THE REQUEST:
Pick out every line that holds the string "Verlängerung" and copy it.
*** THE INPUT ***
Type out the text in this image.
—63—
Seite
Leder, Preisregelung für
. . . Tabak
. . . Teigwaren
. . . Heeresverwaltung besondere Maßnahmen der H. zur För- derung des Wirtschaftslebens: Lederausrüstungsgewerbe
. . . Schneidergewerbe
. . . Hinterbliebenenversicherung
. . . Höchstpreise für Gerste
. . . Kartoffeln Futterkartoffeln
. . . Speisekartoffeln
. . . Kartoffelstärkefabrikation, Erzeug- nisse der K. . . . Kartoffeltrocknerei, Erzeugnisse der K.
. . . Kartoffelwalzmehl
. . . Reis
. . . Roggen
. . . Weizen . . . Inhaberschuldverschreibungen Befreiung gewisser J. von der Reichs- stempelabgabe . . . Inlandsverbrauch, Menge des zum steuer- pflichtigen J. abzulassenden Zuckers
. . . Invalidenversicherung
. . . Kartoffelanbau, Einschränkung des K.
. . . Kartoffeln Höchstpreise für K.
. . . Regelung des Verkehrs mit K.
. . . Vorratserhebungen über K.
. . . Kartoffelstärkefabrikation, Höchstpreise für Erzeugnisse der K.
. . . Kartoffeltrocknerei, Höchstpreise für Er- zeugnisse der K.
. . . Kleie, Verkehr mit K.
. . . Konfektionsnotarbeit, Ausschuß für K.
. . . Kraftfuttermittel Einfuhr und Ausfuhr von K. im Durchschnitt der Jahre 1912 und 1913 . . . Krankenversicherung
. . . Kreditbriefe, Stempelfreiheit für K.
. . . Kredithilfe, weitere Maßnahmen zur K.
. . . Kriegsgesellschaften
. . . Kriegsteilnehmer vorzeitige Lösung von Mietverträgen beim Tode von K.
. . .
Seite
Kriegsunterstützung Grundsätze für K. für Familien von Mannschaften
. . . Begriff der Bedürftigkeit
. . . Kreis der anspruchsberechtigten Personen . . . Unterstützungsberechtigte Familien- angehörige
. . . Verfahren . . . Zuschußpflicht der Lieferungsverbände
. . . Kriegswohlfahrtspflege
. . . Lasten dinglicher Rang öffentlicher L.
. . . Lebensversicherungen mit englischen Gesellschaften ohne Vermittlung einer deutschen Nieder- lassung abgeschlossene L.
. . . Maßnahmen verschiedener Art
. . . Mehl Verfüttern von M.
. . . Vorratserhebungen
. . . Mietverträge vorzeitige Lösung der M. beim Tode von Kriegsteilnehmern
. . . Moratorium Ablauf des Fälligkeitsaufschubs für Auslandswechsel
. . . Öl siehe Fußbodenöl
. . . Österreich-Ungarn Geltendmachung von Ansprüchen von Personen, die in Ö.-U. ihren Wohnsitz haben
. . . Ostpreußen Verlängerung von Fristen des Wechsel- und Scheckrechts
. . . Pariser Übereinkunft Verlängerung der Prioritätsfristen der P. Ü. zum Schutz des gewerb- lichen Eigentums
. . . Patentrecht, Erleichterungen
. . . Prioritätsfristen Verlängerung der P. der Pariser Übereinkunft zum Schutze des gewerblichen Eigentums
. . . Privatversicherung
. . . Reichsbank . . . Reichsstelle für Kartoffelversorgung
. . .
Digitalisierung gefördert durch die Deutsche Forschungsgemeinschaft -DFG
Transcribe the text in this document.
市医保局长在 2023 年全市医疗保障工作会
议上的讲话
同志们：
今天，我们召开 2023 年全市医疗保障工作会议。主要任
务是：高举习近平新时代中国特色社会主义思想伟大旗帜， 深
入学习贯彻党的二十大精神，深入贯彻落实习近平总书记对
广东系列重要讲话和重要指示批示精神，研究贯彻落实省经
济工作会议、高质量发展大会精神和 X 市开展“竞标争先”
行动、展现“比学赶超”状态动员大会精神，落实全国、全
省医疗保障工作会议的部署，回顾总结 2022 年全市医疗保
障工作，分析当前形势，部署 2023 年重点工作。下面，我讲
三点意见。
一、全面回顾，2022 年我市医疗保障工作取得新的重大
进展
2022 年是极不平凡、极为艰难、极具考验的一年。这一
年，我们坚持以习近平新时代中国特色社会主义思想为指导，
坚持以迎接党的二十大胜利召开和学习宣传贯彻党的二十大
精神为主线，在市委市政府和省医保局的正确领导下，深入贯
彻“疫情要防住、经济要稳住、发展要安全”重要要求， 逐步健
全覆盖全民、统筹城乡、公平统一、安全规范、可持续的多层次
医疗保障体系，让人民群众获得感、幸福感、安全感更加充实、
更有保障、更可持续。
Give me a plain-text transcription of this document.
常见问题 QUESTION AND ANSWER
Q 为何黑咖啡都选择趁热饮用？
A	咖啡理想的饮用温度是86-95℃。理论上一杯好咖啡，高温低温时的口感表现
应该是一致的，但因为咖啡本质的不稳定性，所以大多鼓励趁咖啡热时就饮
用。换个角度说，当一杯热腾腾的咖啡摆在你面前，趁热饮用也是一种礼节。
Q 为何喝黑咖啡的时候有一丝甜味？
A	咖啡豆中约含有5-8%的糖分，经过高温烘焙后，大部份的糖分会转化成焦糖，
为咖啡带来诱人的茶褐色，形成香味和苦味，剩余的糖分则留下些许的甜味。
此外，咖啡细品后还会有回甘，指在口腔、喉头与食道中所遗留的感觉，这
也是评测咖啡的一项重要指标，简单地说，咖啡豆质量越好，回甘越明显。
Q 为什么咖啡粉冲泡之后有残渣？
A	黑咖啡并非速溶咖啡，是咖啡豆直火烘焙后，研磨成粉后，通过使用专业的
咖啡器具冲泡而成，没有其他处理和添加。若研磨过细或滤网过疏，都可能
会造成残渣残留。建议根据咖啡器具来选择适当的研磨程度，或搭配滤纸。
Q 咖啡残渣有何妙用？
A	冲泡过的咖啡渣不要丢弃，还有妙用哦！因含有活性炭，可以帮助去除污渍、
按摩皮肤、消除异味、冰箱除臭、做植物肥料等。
***
RESPONSE TO THIS TASK:
. . . Ostpreußen Verlängerung von Fristen des Wechsel- und Scheckrechts
. . . Pariser Übereinkunft Verlängerung der Prioritätsfristen der P. Ü. zum Schutz des gewerb- lichen Eigentums
. . . Prioritätsfristen Verlängerung der P. der Pariser Übereinkunft zum Schutze des gewerblichen Eigentums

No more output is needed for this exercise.